Goal of the exercise: Transcribe all records exactly.

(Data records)
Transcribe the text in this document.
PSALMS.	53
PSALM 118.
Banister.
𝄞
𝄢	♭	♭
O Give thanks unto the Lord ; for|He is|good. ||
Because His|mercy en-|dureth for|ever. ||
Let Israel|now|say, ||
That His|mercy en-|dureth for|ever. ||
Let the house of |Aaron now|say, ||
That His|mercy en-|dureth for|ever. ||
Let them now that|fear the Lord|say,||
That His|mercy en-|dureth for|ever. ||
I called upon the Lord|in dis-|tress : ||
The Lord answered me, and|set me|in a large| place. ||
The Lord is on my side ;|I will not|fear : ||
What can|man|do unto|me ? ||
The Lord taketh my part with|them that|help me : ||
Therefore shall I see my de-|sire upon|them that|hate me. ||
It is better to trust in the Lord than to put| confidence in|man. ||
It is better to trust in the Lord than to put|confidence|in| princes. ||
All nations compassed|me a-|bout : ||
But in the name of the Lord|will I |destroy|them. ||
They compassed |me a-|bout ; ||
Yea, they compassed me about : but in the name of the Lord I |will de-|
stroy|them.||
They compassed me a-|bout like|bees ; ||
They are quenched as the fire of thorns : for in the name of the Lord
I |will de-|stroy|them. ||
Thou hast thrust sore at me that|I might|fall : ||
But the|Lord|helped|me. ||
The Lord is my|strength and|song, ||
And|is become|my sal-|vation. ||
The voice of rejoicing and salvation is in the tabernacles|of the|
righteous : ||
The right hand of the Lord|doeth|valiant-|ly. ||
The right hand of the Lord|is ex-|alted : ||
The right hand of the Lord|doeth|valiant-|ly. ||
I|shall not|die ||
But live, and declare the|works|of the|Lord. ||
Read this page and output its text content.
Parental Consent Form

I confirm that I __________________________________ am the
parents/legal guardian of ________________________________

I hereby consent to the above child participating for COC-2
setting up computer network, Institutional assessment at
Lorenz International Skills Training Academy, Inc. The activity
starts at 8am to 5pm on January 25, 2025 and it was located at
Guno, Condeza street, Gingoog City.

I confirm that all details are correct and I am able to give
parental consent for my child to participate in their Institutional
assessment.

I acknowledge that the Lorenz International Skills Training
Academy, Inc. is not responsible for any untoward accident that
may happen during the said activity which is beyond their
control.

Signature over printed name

Task solution:
Transcribe the text in this document.
PSALMS.	53
PSALM 118.
Banister.
𝄞
𝄢	♭	♭
O Give thanks unto the Lord ; for|He is|good. ||
Because His|mercy en-|dureth for|ever. ||
Let Israel|now|say, ||
That His|mercy en-|dureth for|ever. ||
Let the house of |Aaron now|say, ||
That His|mercy en-|dureth for|ever. ||
Let them now that|fear the Lord|say,||
That His|mercy en-|dureth for|ever. ||
I called upon the Lord|in dis-|tress : ||
The Lord answered me, and|set me|in a large| place. ||
The Lord is on my side ;|I will not|fear : ||
What can|man|do unto|me ? ||
The Lord taketh my part with|them that|help me : ||
Therefore shall I see my de-|sire upon|them that|hate me. ||
It is better to trust in the Lord than to put| confidence in|man. ||
It is better to trust in the Lord than to put|confidence|in| princes. ||
All nations compassed|me a-|bout : ||
But in the name of the Lord|will I |destroy|them. ||
They compassed |me a-|bout ; ||
Yea, they compassed me about : but in the name of the Lord I |will de-|
stroy|them.||
They compassed me a-|bout like|bees ; ||
They are quenched as the fire of thorns : for in the name of the Lord
I |will de-|stroy|them. ||
Thou hast thrust sore at me that|I might|fall : ||
But the|Lord|helped|me. ||
The Lord is my|strength and|song, ||
And|is become|my sal-|vation. ||
The voice of rejoicing and salvation is in the tabernacles|of the|
righteous : ||
The right hand of the Lord|doeth|valiant-|ly. ||
The right hand of the Lord|is ex-|alted : ||
The right hand of the Lord|doeth|valiant-|ly. ||
I|shall not|die ||
But live, and declare the|works|of the|Lord. ||
Read this page and output its text content.
Parental Consent Form

I confirm that I __________________________________ am the
parents/legal guardian of ________________________________

I hereby consent to the above child participating for COC-2
setting up computer network, Institutional assessment at
Lorenz International Skills Training Academy, Inc. The activity
starts at 8am to 5pm on January 25, 2025 and it was located at
Guno, Condeza street, Gingoog City.

I confirm that all details are correct and I am able to give
parental consent for my child to participate in their Institutional
assessment.

I acknowledge that the Lorenz International Skills Training
Academy, Inc. is not responsible for any untoward accident that
may happen during the said activity which is beyond their
control.

Signature over printed name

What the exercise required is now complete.